(Stored records)
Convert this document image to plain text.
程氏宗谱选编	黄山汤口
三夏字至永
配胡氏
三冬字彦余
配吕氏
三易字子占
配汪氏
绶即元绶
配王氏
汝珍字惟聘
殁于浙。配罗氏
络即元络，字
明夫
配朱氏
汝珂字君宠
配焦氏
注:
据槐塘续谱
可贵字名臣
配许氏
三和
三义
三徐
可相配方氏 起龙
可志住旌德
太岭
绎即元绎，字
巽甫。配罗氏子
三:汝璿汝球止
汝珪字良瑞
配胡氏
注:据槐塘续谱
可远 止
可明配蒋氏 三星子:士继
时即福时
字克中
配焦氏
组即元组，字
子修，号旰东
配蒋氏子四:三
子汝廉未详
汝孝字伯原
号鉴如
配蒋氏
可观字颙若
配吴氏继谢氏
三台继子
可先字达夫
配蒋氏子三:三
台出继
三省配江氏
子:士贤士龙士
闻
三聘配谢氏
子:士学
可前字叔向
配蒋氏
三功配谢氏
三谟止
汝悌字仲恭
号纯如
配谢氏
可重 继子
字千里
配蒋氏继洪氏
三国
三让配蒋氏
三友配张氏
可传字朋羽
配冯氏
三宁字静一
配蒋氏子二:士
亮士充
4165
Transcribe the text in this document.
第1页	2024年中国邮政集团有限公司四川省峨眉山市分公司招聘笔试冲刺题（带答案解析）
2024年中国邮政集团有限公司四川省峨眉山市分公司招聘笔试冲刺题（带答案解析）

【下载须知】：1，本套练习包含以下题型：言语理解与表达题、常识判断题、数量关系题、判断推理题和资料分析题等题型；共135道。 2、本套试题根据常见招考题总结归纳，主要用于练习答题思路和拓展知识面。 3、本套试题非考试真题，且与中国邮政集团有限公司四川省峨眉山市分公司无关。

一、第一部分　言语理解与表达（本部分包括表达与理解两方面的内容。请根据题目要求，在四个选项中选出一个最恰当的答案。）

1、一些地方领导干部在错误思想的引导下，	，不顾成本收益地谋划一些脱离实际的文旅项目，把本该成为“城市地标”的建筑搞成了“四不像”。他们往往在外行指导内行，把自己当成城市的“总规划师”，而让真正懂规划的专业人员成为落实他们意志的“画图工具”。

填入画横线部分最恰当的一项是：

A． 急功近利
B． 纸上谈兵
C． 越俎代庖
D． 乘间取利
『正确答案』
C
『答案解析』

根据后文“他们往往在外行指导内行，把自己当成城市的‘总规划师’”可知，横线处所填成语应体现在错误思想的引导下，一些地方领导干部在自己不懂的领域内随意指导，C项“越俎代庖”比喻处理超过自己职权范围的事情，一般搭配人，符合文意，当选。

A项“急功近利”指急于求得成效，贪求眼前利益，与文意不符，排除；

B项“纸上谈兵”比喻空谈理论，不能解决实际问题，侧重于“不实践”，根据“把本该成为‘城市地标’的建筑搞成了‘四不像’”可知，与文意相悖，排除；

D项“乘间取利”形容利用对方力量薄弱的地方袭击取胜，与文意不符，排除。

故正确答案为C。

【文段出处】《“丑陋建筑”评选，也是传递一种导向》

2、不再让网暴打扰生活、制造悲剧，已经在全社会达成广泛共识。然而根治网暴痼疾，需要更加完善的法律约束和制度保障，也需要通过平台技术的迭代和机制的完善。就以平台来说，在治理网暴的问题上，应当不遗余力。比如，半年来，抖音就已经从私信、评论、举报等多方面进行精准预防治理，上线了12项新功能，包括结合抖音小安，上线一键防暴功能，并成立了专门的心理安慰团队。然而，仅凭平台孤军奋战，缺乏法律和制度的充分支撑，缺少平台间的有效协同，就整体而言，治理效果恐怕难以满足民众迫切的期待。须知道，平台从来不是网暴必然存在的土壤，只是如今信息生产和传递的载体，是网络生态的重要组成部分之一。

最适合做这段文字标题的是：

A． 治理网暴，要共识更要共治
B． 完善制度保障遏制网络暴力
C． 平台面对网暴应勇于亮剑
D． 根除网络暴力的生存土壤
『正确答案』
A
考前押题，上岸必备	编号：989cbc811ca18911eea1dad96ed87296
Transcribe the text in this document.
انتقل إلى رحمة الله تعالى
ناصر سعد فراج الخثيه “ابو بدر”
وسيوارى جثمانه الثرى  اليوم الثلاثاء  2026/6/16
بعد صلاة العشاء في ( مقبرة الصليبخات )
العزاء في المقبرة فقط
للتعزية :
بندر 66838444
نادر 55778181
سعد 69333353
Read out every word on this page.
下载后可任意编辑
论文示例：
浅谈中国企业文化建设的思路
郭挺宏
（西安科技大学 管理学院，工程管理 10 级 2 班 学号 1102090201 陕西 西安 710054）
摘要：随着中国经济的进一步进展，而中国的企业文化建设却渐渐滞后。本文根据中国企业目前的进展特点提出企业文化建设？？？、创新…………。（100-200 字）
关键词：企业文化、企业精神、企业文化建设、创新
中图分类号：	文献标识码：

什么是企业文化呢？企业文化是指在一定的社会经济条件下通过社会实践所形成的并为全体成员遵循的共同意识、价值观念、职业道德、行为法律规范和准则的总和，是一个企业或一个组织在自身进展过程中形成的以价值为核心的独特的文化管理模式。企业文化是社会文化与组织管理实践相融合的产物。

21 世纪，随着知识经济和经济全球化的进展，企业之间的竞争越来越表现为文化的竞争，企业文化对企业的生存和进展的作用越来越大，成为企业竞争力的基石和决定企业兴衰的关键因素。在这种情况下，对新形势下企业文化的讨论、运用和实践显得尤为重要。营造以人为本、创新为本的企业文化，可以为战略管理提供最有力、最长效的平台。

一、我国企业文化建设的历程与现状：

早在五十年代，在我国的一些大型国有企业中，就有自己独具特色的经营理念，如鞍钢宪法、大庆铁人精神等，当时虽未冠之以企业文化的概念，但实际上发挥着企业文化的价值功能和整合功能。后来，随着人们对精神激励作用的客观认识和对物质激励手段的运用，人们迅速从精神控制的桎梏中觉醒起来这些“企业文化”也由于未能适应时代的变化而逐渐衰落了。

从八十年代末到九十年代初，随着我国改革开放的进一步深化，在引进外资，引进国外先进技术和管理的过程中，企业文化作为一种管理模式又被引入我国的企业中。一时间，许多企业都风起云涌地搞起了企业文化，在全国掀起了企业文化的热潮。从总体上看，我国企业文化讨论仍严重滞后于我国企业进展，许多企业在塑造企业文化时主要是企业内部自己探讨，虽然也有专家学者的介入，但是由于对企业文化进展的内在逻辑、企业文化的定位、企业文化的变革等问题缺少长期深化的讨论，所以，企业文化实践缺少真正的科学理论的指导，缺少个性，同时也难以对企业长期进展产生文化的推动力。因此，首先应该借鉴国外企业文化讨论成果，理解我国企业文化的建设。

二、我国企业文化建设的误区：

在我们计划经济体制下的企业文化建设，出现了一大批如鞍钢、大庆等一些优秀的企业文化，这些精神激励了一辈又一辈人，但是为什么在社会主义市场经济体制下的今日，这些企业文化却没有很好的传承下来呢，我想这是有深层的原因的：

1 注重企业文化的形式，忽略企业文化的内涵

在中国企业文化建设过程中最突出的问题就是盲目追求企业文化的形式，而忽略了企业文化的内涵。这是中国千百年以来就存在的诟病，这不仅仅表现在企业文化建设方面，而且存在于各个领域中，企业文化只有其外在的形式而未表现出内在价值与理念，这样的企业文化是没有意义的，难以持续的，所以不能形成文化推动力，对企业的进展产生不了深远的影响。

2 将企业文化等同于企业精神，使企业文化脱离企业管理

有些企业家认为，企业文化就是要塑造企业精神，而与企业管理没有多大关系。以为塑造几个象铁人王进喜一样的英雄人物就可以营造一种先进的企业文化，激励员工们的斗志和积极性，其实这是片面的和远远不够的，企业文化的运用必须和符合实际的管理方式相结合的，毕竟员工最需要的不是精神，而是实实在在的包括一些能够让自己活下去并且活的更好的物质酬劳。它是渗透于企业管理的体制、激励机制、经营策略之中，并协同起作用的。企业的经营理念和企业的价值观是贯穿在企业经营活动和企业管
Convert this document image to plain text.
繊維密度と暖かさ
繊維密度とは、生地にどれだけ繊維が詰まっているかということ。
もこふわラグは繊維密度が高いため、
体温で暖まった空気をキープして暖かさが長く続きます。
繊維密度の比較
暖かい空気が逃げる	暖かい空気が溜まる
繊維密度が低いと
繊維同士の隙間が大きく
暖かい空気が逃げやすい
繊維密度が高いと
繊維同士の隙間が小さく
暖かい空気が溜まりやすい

**WHAT YOU SHOULD DO:** Show every line of the listing in which the string "带答案解析" can be found.

**CORRECT OUTPUT:**
第1页	2024年中国邮政集团有限公司四川省峨眉山市分公司招聘笔试冲刺题（带答案解析）
2024年中国邮政集团有限公司四川省峨眉山市分公司招聘笔试冲刺题（带答案解析）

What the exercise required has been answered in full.